**DATA:**
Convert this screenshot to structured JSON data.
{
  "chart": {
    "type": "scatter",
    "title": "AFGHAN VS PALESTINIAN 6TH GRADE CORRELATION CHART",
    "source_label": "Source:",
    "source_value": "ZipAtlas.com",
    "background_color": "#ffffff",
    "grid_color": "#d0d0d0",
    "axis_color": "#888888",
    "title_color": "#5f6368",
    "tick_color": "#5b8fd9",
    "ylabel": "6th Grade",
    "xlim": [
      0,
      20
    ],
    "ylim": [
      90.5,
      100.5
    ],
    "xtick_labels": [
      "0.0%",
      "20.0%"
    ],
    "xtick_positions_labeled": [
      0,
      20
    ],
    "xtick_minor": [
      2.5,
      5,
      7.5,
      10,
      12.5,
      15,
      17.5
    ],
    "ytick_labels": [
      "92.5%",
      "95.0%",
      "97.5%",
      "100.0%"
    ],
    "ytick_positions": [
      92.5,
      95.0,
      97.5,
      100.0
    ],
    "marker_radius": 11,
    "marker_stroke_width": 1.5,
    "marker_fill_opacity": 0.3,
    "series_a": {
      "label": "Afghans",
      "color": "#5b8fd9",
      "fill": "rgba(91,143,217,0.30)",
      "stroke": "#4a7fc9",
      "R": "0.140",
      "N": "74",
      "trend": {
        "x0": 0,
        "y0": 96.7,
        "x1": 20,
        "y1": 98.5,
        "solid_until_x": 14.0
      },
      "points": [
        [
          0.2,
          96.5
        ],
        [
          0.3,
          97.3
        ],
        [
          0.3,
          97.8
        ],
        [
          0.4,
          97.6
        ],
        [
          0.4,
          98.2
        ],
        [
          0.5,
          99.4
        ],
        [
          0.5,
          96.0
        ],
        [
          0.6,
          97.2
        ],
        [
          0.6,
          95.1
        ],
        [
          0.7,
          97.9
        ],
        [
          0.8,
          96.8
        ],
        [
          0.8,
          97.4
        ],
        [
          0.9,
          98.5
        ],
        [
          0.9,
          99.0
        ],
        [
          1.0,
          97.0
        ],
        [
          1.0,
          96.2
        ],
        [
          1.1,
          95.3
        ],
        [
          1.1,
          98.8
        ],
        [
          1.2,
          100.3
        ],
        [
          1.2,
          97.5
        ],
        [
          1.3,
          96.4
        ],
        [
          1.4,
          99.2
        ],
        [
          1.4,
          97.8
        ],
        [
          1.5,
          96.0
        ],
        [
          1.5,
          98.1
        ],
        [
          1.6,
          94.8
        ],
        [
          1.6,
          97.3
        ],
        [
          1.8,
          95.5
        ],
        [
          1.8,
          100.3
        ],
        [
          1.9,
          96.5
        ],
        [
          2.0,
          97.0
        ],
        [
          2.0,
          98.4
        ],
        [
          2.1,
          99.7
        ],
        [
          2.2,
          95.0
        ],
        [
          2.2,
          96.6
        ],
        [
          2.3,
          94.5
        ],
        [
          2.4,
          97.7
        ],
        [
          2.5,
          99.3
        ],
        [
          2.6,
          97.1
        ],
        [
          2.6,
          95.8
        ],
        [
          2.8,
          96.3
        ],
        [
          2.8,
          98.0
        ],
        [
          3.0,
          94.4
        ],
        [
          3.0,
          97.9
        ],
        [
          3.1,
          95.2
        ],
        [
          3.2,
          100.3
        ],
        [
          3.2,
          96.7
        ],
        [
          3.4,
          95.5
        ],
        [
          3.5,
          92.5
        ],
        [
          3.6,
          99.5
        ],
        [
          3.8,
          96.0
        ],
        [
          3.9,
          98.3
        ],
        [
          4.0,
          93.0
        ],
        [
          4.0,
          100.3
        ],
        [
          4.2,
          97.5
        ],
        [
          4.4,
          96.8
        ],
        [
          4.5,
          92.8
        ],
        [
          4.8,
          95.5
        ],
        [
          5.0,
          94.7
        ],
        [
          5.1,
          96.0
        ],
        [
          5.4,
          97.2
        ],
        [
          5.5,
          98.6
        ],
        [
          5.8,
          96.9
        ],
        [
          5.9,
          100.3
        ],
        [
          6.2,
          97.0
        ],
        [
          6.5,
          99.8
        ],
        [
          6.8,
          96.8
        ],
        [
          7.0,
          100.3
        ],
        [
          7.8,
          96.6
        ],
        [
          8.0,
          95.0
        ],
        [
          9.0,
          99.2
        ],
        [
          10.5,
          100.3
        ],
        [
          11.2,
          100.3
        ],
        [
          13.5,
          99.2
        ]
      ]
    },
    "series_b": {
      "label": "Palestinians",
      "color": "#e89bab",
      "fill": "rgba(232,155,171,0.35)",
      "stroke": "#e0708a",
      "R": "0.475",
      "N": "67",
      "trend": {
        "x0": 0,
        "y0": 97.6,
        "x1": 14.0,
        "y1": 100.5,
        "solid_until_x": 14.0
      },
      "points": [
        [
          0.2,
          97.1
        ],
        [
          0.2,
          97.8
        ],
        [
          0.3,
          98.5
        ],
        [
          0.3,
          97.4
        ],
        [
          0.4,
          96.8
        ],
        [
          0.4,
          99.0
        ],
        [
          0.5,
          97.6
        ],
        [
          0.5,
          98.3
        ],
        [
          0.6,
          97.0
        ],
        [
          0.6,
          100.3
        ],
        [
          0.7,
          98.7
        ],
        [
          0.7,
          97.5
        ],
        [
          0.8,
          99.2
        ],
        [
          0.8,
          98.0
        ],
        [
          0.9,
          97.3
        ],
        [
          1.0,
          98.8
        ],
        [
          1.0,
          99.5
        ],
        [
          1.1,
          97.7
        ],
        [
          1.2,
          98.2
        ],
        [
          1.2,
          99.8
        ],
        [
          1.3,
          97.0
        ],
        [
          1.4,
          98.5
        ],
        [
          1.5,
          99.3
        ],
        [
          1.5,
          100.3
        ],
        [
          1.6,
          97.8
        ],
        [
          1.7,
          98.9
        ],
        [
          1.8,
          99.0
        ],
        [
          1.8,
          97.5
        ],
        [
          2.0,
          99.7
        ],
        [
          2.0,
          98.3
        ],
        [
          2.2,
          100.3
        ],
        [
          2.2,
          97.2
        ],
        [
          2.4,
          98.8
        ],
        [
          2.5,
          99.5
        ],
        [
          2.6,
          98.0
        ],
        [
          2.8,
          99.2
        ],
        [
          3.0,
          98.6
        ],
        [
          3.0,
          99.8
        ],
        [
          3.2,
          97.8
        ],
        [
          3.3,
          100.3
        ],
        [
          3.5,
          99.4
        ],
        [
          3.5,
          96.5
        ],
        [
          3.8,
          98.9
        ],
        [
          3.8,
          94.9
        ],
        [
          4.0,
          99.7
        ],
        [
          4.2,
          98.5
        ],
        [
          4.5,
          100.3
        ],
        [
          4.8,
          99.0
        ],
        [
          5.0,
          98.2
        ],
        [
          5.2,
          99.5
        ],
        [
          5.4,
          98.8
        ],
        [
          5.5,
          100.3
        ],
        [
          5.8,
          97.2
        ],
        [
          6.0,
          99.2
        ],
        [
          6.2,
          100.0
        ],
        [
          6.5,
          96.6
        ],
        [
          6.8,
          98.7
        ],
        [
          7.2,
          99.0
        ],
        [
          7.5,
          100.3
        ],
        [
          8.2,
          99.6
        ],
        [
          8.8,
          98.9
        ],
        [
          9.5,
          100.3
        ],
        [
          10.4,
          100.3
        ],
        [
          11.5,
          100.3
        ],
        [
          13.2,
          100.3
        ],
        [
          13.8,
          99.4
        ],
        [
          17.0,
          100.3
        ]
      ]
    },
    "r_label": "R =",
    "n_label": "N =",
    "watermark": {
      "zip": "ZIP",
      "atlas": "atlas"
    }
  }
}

**WORK INSTRUCTIONS:**
Copy out each record exactly as given, omitting none.

**THE COMPLETED TASK:**
Convert this screenshot to structured JSON data.
{
  "chart": {
    "type": "scatter",
    "title": "AFGHAN VS PALESTINIAN 6TH GRADE CORRELATION CHART",
    "source_label": "Source:",
    "source_value": "ZipAtlas.com",
    "background_color": "#ffffff",
    "grid_color": "#d0d0d0",
    "axis_color": "#888888",
    "title_color": "#5f6368",
    "tick_color": "#5b8fd9",
    "ylabel": "6th Grade",
    "xlim": [
      0,
      20
    ],
    "ylim": [
      90.5,
      100.5
    ],
    "xtick_labels": [
      "0.0%",
      "20.0%"
    ],
    "xtick_positions_labeled": [
      0,
      20
    ],
    "xtick_minor": [
      2.5,
      5,
      7.5,
      10,
      12.5,
      15,
      17.5
    ],
    "ytick_labels": [
      "92.5%",
      "95.0%",
      "97.5%",
      "100.0%"
    ],
    "ytick_positions": [
      92.5,
      95.0,
      97.5,
      100.0
    ],
    "marker_radius": 11,
    "marker_stroke_width": 1.5,
    "marker_fill_opacity": 0.3,
    "series_a": {
      "label": "Afghans",
      "color": "#5b8fd9",
      "fill": "rgba(91,143,217,0.30)",
      "stroke": "#4a7fc9",
      "R": "0.140",
      "N": "74",
      "trend": {
        "x0": 0,
        "y0": 96.7,
        "x1": 20,
        "y1": 98.5,
        "solid_until_x": 14.0
      },
      "points": [
        [
          0.2,
          96.5
        ],
        [
          0.3,
          97.3
        ],
        [
          0.3,
          97.8
        ],
        [
          0.4,
          97.6
        ],
        [
          0.4,
          98.2
        ],
        [
          0.5,
          99.4
        ],
        [
          0.5,
          96.0
        ],
        [
          0.6,
          97.2
        ],
        [
          0.6,
          95.1
        ],
        [
          0.7,
          97.9
        ],
        [
          0.8,
          96.8
        ],
        [
          0.8,
          97.4
        ],
        [
          0.9,
          98.5
        ],
        [
          0.9,
          99.0
        ],
        [
          1.0,
          97.0
        ],
        [
          1.0,
          96.2
        ],
        [
          1.1,
          95.3
        ],
        [
          1.1,
          98.8
        ],
        [
          1.2,
          100.3
        ],
        [
          1.2,
          97.5
        ],
        [
          1.3,
          96.4
        ],
        [
          1.4,
          99.2
        ],
        [
          1.4,
          97.8
        ],
        [
          1.5,
          96.0
        ],
        [
          1.5,
          98.1
        ],
        [
          1.6,
          94.8
        ],
        [
          1.6,
          97.3
        ],
        [
          1.8,
          95.5
        ],
        [
          1.8,
          100.3
        ],
        [
          1.9,
          96.5
        ],
        [
          2.0,
          97.0
        ],
        [
          2.0,
          98.4
        ],
        [
          2.1,
          99.7
        ],
        [
          2.2,
          95.0
        ],
        [
          2.2,
          96.6
        ],
        [
          2.3,
          94.5
        ],
        [
          2.4,
          97.7
        ],
        [
          2.5,
          99.3
        ],
        [
          2.6,
          97.1
        ],
        [
          2.6,
          95.8
        ],
        [
          2.8,
          96.3
        ],
        [
          2.8,
          98.0
        ],
        [
          3.0,
          94.4
        ],
        [
          3.0,
          97.9
        ],
        [
          3.1,
          95.2
        ],
        [
          3.2,
          100.3
        ],
        [
          3.2,
          96.7
        ],
        [
          3.4,
          95.5
        ],
        [
          3.5,
          92.5
        ],
        [
          3.6,
          99.5
        ],
        [
          3.8,
          96.0
        ],
        [
          3.9,
          98.3
        ],
        [
          4.0,
          93.0
        ],
        [
          4.0,
          100.3
        ],
        [
          4.2,
          97.5
        ],
        [
          4.4,
          96.8
        ],
        [
          4.5,
          92.8
        ],
        [
          4.8,
          95.5
        ],
        [
          5.0,
          94.7
        ],
        [
          5.1,
          96.0
        ],
        [
          5.4,
          97.2
        ],
        [
          5.5,
          98.6
        ],
        [
          5.8,
          96.9
        ],
        [
          5.9,
          100.3
        ],
        [
          6.2,
          97.0
        ],
        [
          6.5,
          99.8
        ],
        [
          6.8,
          96.8
        ],
        [
          7.0,
          100.3
        ],
        [
          7.8,
          96.6
        ],
        [
          8.0,
          95.0
        ],
        [
          9.0,
          99.2
        ],
        [
          10.5,
          100.3
        ],
        [
          11.2,
          100.3
        ],
        [
          13.5,
          99.2
        ]
      ]
    },
    "series_b": {
      "label": "Palestinians",
      "color": "#e89bab",
      "fill": "rgba(232,155,171,0.35)",
      "stroke": "#e0708a",
      "R": "0.475",
      "N": "67",
      "trend": {
        "x0": 0,
        "y0": 97.6,
        "x1": 14.0,
        "y1": 100.5,
        "solid_until_x": 14.0
      },
      "points": [
        [
          0.2,
          97.1
        ],
        [
          0.2,
          97.8
        ],
        [
          0.3,
          98.5
        ],
        [
          0.3,
          97.4
        ],
        [
          0.4,
          96.8
        ],
        [
          0.4,
          99.0
        ],
        [
          0.5,
          97.6
        ],
        [
          0.5,
          98.3
        ],
        [
          0.6,
          97.0
        ],
        [
          0.6,
          100.3
        ],
        [
          0.7,
          98.7
        ],
        [
          0.7,
          97.5
        ],
        [
          0.8,
          99.2
        ],
        [
          0.8,
          98.0
        ],
        [
          0.9,
          97.3
        ],
        [
          1.0,
          98.8
        ],
        [
          1.0,
          99.5
        ],
        [
          1.1,
          97.7
        ],
        [
          1.2,
          98.2
        ],
        [
          1.2,
          99.8
        ],
        [
          1.3,
          97.0
        ],
        [
          1.4,
          98.5
        ],
        [
          1.5,
          99.3
        ],
        [
          1.5,
          100.3
        ],
        [
          1.6,
          97.8
        ],
        [
          1.7,
          98.9
        ],
        [
          1.8,
          99.0
        ],
        [
          1.8,
          97.5
        ],
        [
          2.0,
          99.7
        ],
        [
          2.0,
          98.3
        ],
        [
          2.2,
          100.3
        ],
        [
          2.2,
          97.2
        ],
        [
          2.4,
          98.8
        ],
        [
          2.5,
          99.5
        ],
        [
          2.6,
          98.0
        ],
        [
          2.8,
          99.2
        ],
        [
          3.0,
          98.6
        ],
        [
          3.0,
          99.8
        ],
        [
          3.2,
          97.8
        ],
        [
          3.3,
          100.3
        ],
        [
          3.5,
          99.4
        ],
        [
          3.5,
          96.5
        ],
        [
          3.8,
          98.9
        ],
        [
          3.8,
          94.9
        ],
        [
          4.0,
          99.7
        ],
        [
          4.2,
          98.5
        ],
        [
          4.5,
          100.3
        ],
        [
          4.8,
          99.0
        ],
        [
          5.0,
          98.2
        ],
        [
          5.2,
          99.5
        ],
        [
          5.4,
          98.8
        ],
        [
          5.5,
          100.3
        ],
        [
          5.8,
          97.2
        ],
        [
          6.0,
          99.2
        ],
        [
          6.2,
          100.0
        ],
        [
          6.5,
          96.6
        ],
        [
          6.8,
          98.7
        ],
        [
          7.2,
          99.0
        ],
        [
          7.5,
          100.3
        ],
        [
          8.2,
          99.6
        ],
        [
          8.8,
          98.9
        ],
        [
          9.5,
          100.3
        ],
        [
          10.4,
          100.3
        ],
        [
          11.5,
          100.3
        ],
        [
          13.2,
          100.3
        ],
        [
          13.8,
          99.4
        ],
        [
          17.0,
          100.3
        ]
      ]
    },
    "r_label": "R =",
    "n_label": "N =",
    "watermark": {
      "zip": "ZIP",
      "atlas": "atlas"
    }
  }
}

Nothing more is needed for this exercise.